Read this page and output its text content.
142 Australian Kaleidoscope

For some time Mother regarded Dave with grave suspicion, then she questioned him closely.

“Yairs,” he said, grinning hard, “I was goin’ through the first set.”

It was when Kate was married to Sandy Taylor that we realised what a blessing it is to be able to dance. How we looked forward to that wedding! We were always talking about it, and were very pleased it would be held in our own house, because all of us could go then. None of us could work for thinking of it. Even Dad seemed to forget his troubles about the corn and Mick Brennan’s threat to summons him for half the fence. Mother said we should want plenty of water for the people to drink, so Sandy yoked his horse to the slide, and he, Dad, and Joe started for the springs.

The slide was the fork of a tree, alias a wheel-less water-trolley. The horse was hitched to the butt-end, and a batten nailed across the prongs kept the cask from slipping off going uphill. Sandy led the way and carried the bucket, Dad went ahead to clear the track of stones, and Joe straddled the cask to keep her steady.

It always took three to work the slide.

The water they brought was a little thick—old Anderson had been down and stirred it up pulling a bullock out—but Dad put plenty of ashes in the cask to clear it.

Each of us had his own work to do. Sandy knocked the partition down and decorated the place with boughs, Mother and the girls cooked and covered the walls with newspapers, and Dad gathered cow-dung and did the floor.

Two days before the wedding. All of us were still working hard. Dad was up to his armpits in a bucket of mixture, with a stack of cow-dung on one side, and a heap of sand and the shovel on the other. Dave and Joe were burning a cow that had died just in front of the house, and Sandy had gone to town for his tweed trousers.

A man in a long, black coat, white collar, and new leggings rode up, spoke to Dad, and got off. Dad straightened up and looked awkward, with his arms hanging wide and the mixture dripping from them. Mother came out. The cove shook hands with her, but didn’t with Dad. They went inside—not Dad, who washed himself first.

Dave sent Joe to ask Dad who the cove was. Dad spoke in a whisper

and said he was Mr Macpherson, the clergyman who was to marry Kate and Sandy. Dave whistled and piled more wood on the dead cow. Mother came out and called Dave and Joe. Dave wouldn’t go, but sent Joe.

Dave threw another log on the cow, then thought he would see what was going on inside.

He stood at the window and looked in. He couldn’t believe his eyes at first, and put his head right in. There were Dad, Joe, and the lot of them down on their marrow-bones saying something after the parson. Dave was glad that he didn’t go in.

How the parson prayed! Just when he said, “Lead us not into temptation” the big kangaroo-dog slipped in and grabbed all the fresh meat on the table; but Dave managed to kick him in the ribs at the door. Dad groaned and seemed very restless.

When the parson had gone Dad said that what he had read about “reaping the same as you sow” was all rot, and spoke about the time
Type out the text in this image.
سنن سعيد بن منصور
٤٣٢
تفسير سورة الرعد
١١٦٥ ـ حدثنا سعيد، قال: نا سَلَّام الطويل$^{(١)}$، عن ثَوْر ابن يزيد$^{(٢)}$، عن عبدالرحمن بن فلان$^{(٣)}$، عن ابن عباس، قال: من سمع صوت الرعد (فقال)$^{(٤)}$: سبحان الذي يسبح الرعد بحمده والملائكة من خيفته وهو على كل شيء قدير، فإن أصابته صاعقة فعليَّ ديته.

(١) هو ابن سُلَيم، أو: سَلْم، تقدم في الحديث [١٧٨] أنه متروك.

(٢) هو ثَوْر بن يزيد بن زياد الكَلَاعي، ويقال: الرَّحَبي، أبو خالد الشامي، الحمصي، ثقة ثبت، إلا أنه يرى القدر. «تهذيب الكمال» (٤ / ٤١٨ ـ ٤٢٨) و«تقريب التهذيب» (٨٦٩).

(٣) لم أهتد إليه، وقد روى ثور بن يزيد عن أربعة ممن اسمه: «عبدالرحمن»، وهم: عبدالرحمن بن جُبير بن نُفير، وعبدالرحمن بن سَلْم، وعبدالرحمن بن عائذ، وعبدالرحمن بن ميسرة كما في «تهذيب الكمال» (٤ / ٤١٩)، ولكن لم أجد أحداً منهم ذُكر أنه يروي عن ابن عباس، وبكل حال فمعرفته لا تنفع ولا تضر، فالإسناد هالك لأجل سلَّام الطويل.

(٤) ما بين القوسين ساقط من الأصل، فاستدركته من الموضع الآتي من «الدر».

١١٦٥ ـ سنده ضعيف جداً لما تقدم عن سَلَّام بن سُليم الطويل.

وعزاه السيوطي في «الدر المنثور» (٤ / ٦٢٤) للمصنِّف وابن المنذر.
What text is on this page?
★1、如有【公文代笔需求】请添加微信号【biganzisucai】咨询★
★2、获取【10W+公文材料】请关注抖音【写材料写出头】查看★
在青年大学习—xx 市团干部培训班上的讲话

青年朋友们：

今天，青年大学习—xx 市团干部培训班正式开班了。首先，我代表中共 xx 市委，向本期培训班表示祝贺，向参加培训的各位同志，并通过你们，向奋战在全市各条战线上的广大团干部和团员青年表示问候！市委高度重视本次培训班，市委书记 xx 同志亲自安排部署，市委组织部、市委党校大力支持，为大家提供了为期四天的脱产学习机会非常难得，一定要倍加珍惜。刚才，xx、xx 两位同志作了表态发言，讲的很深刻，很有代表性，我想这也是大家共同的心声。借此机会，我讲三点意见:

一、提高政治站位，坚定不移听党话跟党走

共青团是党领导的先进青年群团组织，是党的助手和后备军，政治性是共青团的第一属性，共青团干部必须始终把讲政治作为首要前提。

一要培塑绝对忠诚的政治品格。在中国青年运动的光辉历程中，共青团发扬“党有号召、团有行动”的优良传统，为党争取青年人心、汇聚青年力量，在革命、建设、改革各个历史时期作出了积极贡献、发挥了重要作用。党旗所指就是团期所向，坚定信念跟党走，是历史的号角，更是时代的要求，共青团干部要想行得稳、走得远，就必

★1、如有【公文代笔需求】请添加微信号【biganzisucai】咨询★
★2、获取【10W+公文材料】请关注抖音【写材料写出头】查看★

● ● ● ● ●

● INSTRUCTION: Identify the lines that hold the word "wedding". Copy every one of them.

● CORRECT RESPONSE:
It was when Kate was married to Sandy Taylor that we realised what a blessing it is to be able to dance. How we looked forward to that wedding! We were always talking about it, and were very pleased it would be held in our own house, because all of us could go then. None of us could work for thinking of it. Even Dad seemed to forget his troubles about the corn and Mick Brennan’s threat to summons him for half the fence. Mother said we should want plenty of water for the people to drink, so Sandy yoked his horse to the slide, and he, Dad, and Joe started for the springs.
Two days before the wedding. All of us were still working hard. Dad was up to his armpits in a bucket of mixture, with a stack of cow-dung on one side, and a heap of sand and the shovel on the other. Dave and Joe were burning a cow that had died just in front of the house, and Sandy had gone to town for his tweed trousers.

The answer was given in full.